TASK PROMPT
Reproduce all entries precisely, down to the last character.
-- Start DATASET ROWS --
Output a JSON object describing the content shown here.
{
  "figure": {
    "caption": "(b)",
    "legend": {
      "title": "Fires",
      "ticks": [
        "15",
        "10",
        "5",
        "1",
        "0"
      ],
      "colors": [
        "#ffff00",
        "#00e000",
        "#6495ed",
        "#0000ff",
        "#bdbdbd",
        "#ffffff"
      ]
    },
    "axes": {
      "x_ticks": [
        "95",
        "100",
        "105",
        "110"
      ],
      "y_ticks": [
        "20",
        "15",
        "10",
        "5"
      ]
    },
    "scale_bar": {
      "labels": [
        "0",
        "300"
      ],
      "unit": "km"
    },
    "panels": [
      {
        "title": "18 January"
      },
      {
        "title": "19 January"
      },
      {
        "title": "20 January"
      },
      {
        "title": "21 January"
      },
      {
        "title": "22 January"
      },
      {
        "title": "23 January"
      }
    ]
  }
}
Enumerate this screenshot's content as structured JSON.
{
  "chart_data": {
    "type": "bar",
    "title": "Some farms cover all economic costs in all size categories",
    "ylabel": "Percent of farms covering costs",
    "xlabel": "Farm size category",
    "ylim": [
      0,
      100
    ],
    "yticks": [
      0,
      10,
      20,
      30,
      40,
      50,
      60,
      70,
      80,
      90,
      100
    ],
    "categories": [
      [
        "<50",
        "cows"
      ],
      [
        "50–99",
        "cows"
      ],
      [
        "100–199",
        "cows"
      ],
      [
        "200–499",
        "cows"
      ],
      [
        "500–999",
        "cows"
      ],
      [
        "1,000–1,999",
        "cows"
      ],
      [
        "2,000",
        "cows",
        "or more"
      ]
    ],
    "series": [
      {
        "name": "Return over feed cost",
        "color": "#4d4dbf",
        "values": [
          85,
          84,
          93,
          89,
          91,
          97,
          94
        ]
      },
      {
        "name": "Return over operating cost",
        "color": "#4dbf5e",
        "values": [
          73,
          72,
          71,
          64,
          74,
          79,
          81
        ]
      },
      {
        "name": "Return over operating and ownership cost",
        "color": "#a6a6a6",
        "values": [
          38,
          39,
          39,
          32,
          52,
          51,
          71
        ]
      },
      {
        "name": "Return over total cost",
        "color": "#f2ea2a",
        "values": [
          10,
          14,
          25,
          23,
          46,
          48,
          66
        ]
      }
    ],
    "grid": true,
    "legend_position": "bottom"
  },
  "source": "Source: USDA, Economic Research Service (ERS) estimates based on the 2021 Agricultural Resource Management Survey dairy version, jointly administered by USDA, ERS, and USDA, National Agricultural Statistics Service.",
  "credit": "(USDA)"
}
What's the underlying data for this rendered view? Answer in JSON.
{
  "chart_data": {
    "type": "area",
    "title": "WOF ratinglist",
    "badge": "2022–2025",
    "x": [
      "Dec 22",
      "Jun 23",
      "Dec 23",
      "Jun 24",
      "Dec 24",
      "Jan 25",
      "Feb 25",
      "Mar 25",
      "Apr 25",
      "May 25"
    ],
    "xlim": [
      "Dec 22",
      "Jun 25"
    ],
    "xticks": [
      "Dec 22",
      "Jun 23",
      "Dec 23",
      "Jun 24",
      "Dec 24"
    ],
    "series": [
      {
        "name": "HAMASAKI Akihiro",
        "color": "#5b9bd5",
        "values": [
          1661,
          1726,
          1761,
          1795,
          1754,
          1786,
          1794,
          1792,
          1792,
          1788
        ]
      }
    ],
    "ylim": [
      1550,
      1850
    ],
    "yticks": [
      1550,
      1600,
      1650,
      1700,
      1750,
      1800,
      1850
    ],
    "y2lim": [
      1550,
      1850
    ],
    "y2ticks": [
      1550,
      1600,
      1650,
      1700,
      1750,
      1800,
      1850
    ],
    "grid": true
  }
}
-- End DATASET ROWS --
FINAL RESULT
Output a JSON object describing the content shown here.
{
  "figure": {
    "caption": "(b)",
    "legend": {
      "title": "Fires",
      "ticks": [
        "15",
        "10",
        "5",
        "1",
        "0"
      ],
      "colors": [
        "#ffff00",
        "#00e000",
        "#6495ed",
        "#0000ff",
        "#bdbdbd",
        "#ffffff"
      ]
    },
    "axes": {
      "x_ticks": [
        "95",
        "100",
        "105",
        "110"
      ],
      "y_ticks": [
        "20",
        "15",
        "10",
        "5"
      ]
    },
    "scale_bar": {
      "labels": [
        "0",
        "300"
      ],
      "unit": "km"
    },
    "panels": [
      {
        "title": "18 January"
      },
      {
        "title": "19 January"
      },
      {
        "title": "20 January"
      },
      {
        "title": "21 January"
      },
      {
        "title": "22 January"
      },
      {
        "title": "23 January"
      }
    ]
  }
}
Enumerate this screenshot's content as structured JSON.
{
  "chart_data": {
    "type": "bar",
    "title": "Some farms cover all economic costs in all size categories",
    "ylabel": "Percent of farms covering costs",
    "xlabel": "Farm size category",
    "ylim": [
      0,
      100
    ],
    "yticks": [
      0,
      10,
      20,
      30,
      40,
      50,
      60,
      70,
      80,
      90,
      100
    ],
    "categories": [
      [
        "<50",
        "cows"
      ],
      [
        "50–99",
        "cows"
      ],
      [
        "100–199",
        "cows"
      ],
      [
        "200–499",
        "cows"
      ],
      [
        "500–999",
        "cows"
      ],
      [
        "1,000–1,999",
        "cows"
      ],
      [
        "2,000",
        "cows",
        "or more"
      ]
    ],
    "series": [
      {
        "name": "Return over feed cost",
        "color": "#4d4dbf",
        "values": [
          85,
          84,
          93,
          89,
          91,
          97,
          94
        ]
      },
      {
        "name": "Return over operating cost",
        "color": "#4dbf5e",
        "values": [
          73,
          72,
          71,
          64,
          74,
          79,
          81
        ]
      },
      {
        "name": "Return over operating and ownership cost",
        "color": "#a6a6a6",
        "values": [
          38,
          39,
          39,
          32,
          52,
          51,
          71
        ]
      },
      {
        "name": "Return over total cost",
        "color": "#f2ea2a",
        "values": [
          10,
          14,
          25,
          23,
          46,
          48,
          66
        ]
      }
    ],
    "grid": true,
    "legend_position": "bottom"
  },
  "source": "Source: USDA, Economic Research Service (ERS) estimates based on the 2021 Agricultural Resource Management Survey dairy version, jointly administered by USDA, ERS, and USDA, National Agricultural Statistics Service.",
  "credit": "(USDA)"
}
What's the underlying data for this rendered view? Answer in JSON.
{
  "chart_data": {
    "type": "area",
    "title": "WOF ratinglist",
    "badge": "2022–2025",
    "x": [
      "Dec 22",
      "Jun 23",
      "Dec 23",
      "Jun 24",
      "Dec 24",
      "Jan 25",
      "Feb 25",
      "Mar 25",
      "Apr 25",
      "May 25"
    ],
    "xlim": [
      "Dec 22",
      "Jun 25"
    ],
    "xticks": [
      "Dec 22",
      "Jun 23",
      "Dec 23",
      "Jun 24",
      "Dec 24"
    ],
    "series": [
      {
        "name": "HAMASAKI Akihiro",
        "color": "#5b9bd5",
        "values": [
          1661,
          1726,
          1761,
          1795,
          1754,
          1786,
          1794,
          1792,
          1792,
          1788
        ]
      }
    ],
    "ylim": [
      1550,
      1850
    ],
    "yticks": [
      1550,
      1600,
      1650,
      1700,
      1750,
      1800,
      1850
    ],
    "y2lim": [
      1550,
      1850
    ],
    "y2ticks": [
      1550,
      1600,
      1650,
      1700,
      1750,
      1800,
      1850
    ],
    "grid": true
  }
}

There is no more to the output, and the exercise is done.